— Description of the task —
Copy out the lines that have "μήκη" in them.

— Record list —
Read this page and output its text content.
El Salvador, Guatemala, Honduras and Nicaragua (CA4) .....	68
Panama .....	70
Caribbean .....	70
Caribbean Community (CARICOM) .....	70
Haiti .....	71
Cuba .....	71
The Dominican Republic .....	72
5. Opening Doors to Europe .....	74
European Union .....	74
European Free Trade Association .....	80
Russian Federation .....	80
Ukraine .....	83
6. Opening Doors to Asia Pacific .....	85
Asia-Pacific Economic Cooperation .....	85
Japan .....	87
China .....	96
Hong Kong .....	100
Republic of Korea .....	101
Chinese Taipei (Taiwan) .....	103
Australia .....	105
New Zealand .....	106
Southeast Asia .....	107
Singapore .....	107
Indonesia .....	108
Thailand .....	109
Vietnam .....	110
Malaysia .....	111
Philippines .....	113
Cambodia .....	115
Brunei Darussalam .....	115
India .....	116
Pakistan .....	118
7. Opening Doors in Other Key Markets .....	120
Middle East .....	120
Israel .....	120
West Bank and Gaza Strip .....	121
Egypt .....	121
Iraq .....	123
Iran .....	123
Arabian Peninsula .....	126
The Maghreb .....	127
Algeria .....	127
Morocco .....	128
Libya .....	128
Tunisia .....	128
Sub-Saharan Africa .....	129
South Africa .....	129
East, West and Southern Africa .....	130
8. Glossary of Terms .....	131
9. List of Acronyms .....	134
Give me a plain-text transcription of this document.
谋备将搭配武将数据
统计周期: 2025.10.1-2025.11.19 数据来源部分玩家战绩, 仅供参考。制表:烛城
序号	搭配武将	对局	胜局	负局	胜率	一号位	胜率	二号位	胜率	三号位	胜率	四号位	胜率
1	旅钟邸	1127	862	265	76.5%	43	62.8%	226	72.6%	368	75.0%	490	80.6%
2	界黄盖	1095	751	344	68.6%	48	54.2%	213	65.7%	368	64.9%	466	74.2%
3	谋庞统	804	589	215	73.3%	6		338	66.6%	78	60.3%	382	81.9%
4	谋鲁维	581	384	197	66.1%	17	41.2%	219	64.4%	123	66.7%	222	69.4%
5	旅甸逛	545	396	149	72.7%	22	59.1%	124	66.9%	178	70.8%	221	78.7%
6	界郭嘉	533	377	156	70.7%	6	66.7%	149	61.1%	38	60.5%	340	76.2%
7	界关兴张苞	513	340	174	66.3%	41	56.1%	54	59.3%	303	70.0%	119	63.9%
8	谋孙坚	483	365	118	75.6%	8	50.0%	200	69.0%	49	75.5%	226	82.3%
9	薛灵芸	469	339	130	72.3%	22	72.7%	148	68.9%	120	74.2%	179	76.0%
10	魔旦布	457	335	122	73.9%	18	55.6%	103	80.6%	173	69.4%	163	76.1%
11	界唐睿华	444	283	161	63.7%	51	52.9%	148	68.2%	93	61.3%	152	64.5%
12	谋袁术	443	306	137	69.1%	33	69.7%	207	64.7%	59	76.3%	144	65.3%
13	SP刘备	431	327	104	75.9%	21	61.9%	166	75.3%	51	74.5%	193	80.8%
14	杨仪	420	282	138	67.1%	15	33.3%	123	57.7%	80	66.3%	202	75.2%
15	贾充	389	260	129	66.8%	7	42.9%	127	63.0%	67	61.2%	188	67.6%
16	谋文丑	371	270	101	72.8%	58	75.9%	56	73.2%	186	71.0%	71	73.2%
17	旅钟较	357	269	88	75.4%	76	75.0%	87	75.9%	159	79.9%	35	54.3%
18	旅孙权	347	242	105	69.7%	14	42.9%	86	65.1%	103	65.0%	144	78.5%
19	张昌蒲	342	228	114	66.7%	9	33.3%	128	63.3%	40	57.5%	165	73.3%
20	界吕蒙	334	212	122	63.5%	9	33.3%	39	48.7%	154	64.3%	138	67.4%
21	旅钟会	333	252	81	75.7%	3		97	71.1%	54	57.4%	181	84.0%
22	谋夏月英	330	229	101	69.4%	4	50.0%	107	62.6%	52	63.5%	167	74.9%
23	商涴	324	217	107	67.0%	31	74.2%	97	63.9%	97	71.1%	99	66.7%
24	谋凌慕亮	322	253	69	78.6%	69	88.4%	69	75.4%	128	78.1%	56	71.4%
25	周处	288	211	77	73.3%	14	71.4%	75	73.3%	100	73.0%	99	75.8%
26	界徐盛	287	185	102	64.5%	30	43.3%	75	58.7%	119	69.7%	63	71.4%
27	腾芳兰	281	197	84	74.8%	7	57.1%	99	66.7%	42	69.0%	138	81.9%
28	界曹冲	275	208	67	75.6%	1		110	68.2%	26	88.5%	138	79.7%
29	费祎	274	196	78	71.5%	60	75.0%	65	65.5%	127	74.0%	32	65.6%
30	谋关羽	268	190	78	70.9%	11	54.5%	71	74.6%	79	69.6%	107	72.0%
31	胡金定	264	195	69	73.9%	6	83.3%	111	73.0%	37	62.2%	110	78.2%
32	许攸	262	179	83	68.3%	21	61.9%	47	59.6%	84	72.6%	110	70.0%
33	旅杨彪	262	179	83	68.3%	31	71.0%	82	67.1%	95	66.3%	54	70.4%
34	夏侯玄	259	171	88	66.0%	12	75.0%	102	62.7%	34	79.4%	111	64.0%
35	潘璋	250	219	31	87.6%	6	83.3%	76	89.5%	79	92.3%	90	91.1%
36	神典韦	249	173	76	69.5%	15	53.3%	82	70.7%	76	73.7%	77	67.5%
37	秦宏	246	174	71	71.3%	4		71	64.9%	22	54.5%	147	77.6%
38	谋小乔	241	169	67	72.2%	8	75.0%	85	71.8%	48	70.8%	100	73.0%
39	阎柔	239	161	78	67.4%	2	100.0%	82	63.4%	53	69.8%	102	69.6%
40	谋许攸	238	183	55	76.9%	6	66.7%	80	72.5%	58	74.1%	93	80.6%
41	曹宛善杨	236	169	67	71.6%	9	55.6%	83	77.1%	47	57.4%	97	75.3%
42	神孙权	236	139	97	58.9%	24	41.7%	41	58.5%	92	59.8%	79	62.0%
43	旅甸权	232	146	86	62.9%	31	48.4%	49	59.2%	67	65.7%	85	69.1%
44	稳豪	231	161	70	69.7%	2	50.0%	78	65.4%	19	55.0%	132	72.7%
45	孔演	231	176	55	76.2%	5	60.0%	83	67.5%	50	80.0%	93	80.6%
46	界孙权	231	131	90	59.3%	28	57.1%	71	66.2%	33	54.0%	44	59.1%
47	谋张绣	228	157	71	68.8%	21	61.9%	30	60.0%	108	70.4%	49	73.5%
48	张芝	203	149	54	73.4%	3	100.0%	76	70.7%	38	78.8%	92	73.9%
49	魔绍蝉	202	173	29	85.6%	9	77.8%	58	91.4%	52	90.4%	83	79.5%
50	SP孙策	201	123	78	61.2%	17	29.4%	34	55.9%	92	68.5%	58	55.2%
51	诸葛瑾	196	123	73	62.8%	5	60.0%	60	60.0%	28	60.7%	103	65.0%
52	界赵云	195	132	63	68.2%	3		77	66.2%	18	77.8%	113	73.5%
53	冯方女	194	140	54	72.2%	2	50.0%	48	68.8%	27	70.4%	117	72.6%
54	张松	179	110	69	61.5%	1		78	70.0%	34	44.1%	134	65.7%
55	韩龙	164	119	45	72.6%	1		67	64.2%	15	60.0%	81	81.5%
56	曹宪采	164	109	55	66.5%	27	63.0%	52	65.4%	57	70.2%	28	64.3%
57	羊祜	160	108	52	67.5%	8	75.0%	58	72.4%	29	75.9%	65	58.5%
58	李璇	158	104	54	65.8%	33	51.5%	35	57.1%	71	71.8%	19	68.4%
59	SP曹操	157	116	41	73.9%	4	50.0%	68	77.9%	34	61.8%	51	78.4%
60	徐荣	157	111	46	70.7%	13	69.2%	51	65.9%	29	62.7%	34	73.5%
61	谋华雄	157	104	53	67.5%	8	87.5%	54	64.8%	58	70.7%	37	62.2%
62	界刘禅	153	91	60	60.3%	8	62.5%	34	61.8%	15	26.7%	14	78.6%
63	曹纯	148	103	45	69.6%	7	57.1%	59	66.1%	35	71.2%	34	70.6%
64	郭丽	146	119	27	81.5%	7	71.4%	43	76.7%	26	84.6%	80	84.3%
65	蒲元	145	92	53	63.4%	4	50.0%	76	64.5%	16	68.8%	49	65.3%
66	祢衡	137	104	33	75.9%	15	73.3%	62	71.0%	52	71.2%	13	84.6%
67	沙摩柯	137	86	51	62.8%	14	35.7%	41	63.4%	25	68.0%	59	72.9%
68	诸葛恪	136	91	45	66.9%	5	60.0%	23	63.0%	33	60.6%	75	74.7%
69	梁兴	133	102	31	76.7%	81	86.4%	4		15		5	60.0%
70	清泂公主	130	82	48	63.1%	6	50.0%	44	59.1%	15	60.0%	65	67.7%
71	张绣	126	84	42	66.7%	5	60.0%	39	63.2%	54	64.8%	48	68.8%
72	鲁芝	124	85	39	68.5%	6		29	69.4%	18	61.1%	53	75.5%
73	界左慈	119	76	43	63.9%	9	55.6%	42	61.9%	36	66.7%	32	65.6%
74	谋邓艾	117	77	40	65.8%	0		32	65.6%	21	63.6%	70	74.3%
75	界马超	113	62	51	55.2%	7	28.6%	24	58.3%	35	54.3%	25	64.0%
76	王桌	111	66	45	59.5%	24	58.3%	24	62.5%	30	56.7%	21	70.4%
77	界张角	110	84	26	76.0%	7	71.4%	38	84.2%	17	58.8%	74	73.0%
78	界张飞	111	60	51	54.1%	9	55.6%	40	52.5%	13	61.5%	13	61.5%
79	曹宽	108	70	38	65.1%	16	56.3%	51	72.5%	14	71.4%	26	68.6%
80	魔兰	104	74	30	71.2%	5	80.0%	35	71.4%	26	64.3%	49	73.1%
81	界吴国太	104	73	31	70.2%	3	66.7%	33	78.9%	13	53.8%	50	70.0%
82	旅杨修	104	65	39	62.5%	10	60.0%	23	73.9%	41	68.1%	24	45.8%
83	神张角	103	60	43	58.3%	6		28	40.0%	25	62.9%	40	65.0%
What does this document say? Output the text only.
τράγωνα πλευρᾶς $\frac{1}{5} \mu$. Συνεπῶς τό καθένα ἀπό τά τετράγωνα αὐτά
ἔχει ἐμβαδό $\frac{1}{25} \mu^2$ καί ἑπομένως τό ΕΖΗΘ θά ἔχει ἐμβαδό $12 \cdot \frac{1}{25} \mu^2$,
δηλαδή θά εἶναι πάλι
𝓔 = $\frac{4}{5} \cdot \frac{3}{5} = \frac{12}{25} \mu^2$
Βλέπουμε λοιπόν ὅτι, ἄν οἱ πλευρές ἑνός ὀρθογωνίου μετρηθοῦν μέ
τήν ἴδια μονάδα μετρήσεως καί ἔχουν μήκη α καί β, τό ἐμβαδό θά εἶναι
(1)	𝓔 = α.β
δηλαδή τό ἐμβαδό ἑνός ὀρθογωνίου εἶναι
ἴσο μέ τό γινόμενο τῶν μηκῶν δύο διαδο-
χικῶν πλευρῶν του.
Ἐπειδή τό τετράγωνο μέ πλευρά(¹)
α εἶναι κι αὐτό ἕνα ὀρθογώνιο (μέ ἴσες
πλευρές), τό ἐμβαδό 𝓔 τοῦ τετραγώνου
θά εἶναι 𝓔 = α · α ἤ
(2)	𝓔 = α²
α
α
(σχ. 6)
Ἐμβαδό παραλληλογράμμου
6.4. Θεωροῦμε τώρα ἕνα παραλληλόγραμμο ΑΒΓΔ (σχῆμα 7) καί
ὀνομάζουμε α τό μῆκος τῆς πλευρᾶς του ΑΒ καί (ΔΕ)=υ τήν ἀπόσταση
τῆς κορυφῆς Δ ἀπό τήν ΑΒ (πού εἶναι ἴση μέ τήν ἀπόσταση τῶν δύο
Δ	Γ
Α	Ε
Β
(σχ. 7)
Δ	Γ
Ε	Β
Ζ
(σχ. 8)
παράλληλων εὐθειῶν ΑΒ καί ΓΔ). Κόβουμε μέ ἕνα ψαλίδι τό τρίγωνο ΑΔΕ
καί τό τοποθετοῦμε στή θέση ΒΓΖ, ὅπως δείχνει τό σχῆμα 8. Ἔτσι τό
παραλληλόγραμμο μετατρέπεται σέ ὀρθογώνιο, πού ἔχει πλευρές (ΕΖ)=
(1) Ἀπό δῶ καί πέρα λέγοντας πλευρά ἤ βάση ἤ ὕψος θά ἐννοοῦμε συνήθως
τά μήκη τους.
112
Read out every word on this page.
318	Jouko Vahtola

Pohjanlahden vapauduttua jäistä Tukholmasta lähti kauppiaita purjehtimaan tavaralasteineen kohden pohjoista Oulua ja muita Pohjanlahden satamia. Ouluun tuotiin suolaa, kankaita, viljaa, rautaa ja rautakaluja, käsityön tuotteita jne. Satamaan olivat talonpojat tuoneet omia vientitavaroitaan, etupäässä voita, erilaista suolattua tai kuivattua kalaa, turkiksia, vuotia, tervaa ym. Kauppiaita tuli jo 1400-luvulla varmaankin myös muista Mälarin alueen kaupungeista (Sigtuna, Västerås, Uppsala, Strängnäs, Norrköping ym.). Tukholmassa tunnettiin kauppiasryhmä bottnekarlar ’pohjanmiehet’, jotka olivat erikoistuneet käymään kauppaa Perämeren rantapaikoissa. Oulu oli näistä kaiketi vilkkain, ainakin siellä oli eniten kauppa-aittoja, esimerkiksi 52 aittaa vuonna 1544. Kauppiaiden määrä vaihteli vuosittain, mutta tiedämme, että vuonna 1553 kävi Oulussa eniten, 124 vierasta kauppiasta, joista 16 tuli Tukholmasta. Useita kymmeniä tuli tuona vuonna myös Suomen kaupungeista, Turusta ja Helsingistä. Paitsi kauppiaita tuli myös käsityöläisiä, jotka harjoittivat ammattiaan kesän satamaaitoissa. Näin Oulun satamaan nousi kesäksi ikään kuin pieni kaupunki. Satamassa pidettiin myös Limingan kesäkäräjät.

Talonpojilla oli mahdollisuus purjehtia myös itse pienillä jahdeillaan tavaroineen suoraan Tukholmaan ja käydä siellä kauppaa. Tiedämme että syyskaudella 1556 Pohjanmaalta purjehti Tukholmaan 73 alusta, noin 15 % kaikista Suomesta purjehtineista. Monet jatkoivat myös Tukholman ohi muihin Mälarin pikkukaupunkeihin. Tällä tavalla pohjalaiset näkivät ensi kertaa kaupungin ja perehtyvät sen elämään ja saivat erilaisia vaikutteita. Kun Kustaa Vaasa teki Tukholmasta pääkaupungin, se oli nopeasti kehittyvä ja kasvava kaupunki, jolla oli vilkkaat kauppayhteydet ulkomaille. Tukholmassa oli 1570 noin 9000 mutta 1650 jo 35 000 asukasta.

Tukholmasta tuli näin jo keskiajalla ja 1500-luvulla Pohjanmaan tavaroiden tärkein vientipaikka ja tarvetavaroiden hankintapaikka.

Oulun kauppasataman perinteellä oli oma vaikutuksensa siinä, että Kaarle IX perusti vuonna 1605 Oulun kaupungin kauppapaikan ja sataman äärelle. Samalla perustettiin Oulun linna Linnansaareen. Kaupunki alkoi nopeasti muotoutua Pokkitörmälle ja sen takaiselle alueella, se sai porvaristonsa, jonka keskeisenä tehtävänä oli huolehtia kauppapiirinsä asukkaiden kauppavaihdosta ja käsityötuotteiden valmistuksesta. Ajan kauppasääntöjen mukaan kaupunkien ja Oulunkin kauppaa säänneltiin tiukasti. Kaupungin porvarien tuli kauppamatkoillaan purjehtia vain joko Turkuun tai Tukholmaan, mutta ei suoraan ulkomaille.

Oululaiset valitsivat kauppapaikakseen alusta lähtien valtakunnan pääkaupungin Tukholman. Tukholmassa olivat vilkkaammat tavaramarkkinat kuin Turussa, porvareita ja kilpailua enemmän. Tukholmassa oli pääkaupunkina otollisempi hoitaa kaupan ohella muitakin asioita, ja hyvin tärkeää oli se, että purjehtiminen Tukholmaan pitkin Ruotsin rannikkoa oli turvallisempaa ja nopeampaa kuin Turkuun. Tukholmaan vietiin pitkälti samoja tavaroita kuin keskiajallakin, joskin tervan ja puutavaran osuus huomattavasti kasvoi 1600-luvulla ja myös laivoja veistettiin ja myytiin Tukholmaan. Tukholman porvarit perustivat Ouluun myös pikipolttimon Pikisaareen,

— Answer below —
τήν ἴδια μονάδα μετρήσεως καί ἔχουν μήκη α καί β, τό ἐμβαδό θά εἶναι
τά μήκη τους.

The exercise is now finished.